Items from a figure collection
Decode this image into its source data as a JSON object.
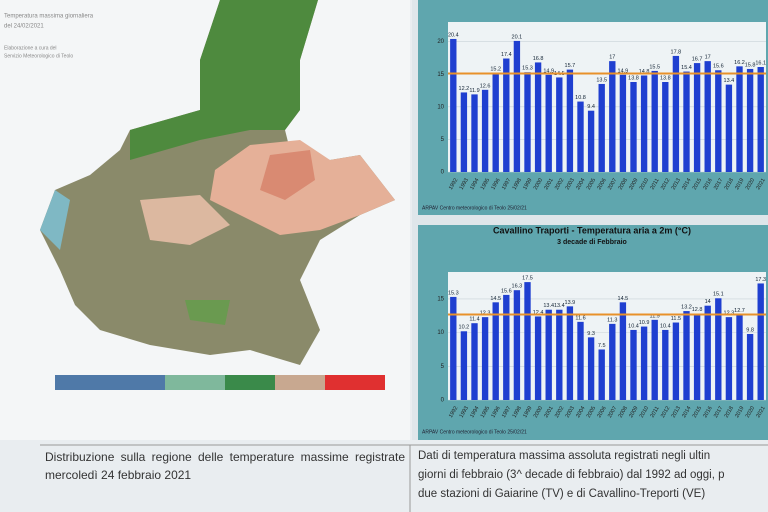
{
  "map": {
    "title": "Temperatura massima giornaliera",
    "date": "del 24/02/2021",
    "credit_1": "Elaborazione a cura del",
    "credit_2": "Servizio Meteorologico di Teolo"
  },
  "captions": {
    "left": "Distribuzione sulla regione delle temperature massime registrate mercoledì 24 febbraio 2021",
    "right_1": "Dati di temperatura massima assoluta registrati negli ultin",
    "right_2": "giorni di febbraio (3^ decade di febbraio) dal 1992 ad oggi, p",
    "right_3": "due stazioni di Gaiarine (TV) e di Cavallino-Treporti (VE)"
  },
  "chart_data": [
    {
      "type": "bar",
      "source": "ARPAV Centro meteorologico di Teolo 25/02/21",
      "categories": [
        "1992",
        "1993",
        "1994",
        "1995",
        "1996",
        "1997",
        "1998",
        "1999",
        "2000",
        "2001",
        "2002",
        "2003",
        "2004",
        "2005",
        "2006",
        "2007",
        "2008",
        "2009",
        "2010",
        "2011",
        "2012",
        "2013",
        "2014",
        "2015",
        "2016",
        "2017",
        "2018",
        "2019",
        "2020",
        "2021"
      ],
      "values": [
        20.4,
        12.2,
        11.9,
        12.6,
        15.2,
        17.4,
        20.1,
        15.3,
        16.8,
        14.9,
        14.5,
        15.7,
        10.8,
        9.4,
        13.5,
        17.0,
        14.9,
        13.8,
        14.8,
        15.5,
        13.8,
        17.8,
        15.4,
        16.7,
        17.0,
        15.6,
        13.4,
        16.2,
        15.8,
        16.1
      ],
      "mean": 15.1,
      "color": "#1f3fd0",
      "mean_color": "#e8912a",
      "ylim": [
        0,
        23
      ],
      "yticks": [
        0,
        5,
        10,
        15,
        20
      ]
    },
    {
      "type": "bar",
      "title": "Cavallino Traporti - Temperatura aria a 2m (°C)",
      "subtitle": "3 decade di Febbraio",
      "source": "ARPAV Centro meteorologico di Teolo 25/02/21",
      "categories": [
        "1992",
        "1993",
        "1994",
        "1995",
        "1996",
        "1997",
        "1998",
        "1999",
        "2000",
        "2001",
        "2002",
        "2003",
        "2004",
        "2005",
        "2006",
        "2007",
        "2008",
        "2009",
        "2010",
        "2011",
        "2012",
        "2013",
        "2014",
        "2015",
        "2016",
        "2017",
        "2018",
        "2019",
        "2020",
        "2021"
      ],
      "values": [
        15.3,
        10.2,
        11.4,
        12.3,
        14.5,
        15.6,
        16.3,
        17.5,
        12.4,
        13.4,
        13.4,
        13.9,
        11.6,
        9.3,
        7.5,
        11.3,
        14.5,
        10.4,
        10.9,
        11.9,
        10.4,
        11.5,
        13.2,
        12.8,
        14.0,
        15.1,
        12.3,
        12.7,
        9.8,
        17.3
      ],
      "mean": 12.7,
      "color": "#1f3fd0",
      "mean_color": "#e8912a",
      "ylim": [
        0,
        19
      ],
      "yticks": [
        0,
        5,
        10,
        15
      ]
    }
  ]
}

==

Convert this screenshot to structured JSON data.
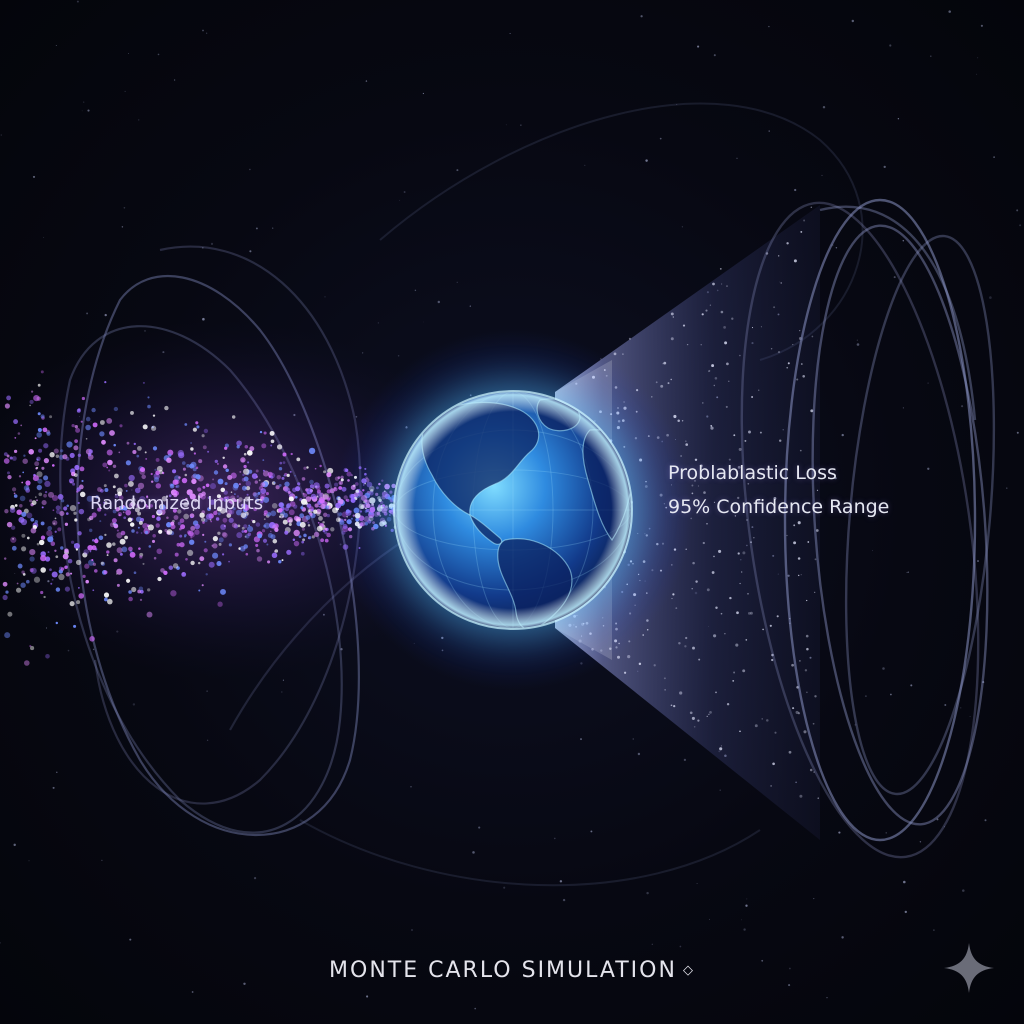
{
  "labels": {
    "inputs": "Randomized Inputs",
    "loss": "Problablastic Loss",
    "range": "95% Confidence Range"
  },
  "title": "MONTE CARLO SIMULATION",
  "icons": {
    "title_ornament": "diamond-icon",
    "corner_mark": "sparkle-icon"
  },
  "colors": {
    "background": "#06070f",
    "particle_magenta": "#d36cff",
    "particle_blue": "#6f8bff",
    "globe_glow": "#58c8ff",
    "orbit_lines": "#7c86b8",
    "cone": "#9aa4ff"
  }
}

- _What you have to do_:
From the material above, gather all lines that include the string "this" and copy them.

- _Task output_:
Decode this image into its source data as a JSON object.
Convert this screenshot to structured JSON data.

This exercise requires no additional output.